Exercise prompt: Check every line of the data below for the string "Rate", and copy the ones that hold it.

Material:
- - - - - - -

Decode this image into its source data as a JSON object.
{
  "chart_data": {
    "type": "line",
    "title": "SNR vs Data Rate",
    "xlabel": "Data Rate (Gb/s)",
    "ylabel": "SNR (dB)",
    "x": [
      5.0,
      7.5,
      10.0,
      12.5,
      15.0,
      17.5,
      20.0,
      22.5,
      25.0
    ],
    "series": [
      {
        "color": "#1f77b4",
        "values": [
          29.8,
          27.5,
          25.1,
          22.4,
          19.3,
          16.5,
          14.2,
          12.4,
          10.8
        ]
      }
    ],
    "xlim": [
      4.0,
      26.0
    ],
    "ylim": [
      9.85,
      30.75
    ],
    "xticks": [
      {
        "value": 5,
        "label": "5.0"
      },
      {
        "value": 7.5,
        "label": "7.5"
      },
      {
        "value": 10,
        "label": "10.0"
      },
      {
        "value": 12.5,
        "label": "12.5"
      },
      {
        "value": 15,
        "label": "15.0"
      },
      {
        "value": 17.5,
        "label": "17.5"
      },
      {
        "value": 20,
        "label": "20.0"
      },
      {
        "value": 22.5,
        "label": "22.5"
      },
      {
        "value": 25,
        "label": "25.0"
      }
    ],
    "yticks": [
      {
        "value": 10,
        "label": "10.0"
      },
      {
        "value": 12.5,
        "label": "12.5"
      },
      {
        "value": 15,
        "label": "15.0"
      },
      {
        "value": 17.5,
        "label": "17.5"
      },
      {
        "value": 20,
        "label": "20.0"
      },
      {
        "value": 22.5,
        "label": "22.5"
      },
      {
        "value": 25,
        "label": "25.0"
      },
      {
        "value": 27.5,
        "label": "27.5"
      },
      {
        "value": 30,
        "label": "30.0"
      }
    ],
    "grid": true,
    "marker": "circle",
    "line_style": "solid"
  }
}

- - - - - - -

Output below:
    "title": "SNR vs Data Rate",
    "xlabel": "Data Rate (Gb/s)",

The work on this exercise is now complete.